[Source data]
•••
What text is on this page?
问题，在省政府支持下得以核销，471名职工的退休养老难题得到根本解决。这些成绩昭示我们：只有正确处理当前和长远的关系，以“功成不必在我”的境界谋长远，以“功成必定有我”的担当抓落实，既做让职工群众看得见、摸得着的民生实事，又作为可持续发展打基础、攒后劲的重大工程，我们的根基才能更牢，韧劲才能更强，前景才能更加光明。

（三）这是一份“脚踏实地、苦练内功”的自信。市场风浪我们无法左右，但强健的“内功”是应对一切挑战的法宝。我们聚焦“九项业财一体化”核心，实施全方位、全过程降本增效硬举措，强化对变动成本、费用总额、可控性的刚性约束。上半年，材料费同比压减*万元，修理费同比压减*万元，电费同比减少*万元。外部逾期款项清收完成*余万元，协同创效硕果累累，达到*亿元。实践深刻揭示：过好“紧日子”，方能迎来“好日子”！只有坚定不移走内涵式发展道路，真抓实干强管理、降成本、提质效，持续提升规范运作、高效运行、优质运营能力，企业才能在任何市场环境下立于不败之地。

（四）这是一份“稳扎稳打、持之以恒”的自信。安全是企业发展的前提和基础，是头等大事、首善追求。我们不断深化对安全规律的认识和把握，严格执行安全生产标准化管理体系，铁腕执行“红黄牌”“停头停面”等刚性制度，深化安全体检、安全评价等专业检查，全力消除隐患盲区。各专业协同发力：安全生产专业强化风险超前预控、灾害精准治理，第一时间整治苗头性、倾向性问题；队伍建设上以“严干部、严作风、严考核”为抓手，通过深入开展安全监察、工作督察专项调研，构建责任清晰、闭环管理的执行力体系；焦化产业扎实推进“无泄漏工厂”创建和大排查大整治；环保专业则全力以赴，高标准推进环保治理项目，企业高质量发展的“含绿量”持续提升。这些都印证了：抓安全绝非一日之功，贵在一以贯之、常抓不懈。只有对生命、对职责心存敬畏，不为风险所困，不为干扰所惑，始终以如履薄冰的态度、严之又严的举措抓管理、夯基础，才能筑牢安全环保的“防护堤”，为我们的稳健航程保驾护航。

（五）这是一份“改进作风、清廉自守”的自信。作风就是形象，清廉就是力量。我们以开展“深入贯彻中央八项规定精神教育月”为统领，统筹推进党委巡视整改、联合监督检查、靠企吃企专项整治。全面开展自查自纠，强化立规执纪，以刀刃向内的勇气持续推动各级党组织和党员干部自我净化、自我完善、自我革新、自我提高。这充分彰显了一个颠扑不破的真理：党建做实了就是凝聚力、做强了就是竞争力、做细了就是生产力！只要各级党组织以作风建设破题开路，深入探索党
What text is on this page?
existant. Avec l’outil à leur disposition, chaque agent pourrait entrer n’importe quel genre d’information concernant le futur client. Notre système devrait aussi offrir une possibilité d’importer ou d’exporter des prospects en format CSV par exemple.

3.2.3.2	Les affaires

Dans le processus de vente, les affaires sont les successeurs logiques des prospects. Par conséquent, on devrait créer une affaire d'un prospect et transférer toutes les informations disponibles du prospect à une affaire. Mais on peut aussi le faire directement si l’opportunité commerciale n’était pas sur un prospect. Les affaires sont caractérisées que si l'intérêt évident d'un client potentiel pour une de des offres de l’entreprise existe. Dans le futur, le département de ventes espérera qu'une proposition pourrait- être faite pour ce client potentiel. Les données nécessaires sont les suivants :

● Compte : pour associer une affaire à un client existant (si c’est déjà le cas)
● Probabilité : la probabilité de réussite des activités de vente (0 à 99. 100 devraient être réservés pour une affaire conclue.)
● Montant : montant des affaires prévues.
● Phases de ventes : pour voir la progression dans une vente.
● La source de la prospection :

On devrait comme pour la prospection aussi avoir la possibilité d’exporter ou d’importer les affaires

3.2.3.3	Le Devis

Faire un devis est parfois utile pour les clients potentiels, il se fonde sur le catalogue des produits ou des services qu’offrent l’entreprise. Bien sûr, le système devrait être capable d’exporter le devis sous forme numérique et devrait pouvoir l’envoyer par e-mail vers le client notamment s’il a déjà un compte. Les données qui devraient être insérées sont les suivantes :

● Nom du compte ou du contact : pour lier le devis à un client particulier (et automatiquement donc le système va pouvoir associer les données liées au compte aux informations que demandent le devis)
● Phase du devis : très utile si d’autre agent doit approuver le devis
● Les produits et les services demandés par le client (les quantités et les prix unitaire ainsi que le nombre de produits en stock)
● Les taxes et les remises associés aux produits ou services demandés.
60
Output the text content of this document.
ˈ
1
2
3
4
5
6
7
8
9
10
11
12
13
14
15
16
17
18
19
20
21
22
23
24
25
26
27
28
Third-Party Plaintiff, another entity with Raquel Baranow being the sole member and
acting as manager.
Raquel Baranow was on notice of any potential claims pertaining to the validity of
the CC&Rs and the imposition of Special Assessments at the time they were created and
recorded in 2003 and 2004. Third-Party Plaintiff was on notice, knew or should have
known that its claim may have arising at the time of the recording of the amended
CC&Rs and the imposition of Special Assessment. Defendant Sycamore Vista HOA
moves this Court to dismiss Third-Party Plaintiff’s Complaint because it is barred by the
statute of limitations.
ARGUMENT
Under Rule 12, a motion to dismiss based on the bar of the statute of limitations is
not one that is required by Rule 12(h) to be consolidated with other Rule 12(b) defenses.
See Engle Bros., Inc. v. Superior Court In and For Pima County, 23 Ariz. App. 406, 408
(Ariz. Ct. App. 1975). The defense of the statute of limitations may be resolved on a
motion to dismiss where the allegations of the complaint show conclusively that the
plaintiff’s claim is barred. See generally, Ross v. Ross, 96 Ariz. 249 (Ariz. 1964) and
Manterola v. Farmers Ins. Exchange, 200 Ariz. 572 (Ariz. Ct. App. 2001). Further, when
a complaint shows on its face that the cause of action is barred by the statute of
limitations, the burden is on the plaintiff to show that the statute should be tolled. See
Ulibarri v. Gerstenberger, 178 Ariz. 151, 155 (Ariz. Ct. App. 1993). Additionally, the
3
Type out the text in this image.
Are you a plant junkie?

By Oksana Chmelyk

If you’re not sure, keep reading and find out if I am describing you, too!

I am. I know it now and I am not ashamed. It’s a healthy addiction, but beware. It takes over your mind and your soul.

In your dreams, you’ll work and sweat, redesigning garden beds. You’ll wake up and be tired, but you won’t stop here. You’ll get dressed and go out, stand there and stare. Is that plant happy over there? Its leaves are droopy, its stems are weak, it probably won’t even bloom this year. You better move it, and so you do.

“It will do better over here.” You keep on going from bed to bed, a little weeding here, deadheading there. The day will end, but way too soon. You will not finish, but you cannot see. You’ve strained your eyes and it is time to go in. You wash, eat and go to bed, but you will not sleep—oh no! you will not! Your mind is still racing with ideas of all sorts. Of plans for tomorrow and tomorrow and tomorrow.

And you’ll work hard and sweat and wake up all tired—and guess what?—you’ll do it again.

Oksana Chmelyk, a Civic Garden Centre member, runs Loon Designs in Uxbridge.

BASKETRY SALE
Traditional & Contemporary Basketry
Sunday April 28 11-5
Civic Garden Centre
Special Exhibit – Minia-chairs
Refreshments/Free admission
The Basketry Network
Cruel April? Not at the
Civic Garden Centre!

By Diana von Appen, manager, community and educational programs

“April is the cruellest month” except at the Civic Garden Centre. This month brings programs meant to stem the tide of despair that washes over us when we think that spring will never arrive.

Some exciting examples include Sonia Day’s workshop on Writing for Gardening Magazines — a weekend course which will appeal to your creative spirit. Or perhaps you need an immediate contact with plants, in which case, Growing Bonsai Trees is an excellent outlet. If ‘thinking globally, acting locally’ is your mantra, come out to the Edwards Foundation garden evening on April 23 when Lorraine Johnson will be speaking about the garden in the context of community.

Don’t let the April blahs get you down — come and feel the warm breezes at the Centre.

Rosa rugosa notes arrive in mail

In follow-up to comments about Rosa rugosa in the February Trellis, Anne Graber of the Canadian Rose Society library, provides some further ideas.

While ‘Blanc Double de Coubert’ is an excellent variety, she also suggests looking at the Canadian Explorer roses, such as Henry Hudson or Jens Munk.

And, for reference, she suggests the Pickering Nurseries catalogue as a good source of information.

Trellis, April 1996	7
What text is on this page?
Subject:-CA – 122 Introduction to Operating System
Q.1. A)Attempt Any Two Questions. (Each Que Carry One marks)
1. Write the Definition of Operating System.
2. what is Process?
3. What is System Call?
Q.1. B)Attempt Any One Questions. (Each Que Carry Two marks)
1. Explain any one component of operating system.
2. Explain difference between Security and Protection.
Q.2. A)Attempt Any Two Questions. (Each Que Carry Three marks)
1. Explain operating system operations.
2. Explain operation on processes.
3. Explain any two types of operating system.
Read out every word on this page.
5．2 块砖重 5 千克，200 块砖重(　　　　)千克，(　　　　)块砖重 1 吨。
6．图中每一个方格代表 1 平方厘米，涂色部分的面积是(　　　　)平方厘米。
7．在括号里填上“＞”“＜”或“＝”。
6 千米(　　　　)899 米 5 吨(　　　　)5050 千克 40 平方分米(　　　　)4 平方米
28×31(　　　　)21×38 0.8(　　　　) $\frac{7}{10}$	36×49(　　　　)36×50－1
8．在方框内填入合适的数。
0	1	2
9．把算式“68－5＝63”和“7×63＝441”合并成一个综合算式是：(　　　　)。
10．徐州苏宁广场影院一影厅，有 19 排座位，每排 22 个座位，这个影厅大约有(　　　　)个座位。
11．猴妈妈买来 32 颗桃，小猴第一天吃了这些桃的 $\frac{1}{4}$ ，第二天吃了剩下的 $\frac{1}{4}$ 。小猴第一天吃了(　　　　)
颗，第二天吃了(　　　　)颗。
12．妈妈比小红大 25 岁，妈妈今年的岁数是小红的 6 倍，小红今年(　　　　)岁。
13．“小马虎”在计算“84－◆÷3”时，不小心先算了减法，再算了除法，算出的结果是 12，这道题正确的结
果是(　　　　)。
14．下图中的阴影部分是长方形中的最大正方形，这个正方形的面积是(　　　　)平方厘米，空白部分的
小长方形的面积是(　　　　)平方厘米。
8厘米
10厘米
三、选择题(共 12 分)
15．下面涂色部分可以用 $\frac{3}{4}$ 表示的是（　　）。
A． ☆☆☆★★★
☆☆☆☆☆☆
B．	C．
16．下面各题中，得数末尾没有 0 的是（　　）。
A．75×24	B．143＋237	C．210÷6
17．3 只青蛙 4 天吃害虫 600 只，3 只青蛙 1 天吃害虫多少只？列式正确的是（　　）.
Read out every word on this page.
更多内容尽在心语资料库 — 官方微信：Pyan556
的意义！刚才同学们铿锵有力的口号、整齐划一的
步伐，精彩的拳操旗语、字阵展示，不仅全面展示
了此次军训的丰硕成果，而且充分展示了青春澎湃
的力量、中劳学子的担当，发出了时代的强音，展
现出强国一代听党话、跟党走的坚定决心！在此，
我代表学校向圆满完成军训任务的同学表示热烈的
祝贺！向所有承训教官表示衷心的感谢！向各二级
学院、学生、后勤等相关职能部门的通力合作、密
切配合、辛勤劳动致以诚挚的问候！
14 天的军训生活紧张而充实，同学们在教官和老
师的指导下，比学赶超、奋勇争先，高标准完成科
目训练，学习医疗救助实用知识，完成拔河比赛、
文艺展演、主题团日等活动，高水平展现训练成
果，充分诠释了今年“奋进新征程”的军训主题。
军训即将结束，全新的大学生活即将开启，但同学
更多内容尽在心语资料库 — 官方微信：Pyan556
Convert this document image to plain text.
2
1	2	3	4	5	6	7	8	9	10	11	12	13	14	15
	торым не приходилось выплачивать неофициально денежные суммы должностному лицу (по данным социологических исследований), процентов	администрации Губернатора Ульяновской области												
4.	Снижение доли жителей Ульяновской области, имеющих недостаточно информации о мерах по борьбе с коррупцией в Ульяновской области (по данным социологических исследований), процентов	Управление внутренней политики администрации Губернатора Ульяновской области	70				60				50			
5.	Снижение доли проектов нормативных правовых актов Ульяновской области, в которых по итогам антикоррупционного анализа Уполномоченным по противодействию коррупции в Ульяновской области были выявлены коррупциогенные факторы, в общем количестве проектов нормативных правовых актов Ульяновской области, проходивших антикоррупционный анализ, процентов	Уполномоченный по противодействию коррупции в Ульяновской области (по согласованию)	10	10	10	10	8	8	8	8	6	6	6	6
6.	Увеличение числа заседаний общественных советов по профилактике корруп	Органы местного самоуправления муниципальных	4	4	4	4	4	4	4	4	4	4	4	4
•••
◆ Set exercise ◆
All lines from the one containing "Convert this document image to plain text." through the final line of the listing above are to be reproduced exactly; include both and add nothing.

◆ Full response ◆
Convert this document image to plain text.
2
1	2	3	4	5	6	7	8	9	10	11	12	13	14	15
	торым не приходилось выплачивать неофициально денежные суммы должностному лицу (по данным социологических исследований), процентов	администрации Губернатора Ульяновской области												
4.	Снижение доли жителей Ульяновской области, имеющих недостаточно информации о мерах по борьбе с коррупцией в Ульяновской области (по данным социологических исследований), процентов	Управление внутренней политики администрации Губернатора Ульяновской области	70				60				50			
5.	Снижение доли проектов нормативных правовых актов Ульяновской области, в которых по итогам антикоррупционного анализа Уполномоченным по противодействию коррупции в Ульяновской области были выявлены коррупциогенные факторы, в общем количестве проектов нормативных правовых актов Ульяновской области, проходивших антикоррупционный анализ, процентов	Уполномоченный по противодействию коррупции в Ульяновской области (по согласованию)	10	10	10	10	8	8	8	8	6	6	6	6
6.	Увеличение числа заседаний общественных советов по профилактике корруп	Органы местного самоуправления муниципальных	4	4	4	4	4	4	4	4	4	4	4	4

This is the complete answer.